• _The task_
Search the listing below for the string "changes" and copy every line where it occurs.

------ The data ------

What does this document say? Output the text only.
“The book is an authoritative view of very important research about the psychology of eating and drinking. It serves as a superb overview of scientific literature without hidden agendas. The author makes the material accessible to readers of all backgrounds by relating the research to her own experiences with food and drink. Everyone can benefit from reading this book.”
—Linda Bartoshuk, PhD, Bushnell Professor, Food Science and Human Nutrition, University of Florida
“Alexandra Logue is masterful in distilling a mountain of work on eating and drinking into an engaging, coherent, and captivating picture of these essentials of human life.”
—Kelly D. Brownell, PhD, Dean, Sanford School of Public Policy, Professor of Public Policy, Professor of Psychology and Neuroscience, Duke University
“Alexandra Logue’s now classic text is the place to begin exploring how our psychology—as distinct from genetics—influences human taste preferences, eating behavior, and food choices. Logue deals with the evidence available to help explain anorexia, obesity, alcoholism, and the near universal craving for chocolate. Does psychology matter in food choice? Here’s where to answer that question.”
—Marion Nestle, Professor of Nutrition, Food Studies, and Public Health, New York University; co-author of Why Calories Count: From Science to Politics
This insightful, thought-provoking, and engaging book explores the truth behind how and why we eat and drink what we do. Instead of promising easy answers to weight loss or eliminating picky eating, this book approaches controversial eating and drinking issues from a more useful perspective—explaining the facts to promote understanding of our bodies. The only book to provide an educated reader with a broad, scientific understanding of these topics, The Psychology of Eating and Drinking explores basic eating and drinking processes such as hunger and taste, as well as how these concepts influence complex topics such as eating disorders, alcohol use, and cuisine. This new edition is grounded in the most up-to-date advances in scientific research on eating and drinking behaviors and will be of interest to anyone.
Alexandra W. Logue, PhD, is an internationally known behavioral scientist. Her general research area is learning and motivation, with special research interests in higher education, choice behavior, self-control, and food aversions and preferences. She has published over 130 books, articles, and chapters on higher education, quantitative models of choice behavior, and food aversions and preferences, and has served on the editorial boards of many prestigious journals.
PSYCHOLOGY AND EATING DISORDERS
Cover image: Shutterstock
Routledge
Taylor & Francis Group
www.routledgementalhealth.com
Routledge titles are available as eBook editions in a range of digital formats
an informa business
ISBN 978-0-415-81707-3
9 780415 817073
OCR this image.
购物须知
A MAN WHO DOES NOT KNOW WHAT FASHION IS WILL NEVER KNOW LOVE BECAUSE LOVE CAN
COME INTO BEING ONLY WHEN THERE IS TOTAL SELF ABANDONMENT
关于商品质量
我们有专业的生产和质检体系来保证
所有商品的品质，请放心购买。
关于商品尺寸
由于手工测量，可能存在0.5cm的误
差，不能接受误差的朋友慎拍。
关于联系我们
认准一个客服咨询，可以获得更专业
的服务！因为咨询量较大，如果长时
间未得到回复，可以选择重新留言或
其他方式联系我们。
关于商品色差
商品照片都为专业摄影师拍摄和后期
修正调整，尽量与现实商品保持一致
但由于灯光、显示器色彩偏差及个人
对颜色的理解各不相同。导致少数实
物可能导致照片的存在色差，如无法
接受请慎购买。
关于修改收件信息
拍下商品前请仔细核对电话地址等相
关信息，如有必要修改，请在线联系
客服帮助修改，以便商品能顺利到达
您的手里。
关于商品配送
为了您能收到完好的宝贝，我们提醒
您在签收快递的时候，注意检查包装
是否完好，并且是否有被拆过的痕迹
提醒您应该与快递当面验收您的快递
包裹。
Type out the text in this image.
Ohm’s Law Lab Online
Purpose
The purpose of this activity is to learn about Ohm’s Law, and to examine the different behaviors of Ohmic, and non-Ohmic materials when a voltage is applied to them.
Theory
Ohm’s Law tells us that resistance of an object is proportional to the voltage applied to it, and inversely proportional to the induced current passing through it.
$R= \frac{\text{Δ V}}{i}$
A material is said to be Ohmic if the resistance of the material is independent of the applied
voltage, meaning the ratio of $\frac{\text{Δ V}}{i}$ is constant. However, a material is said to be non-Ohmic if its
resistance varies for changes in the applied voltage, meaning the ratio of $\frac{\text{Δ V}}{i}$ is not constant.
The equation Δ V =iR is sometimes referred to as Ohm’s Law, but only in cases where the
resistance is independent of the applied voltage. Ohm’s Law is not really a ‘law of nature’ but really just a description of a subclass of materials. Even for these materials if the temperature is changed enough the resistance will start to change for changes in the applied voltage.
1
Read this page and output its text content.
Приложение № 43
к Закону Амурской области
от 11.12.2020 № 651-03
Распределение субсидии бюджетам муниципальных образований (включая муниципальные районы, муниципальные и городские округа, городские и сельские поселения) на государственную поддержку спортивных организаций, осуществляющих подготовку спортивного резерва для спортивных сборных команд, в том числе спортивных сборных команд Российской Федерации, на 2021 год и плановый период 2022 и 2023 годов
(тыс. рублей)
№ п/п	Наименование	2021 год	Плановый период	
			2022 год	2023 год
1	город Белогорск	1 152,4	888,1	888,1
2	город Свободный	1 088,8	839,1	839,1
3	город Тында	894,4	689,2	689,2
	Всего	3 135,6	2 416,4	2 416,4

------

• _Response_
resistance varies for changes in the applied voltage, meaning the ratio of $\frac{\text{Δ V}}{i}$ is not constant.
resistance is independent of the applied voltage. Ohm’s Law is not really a ‘law of nature’ but really just a description of a subclass of materials. Even for these materials if the temperature is changed enough the resistance will start to change for changes in the applied voltage.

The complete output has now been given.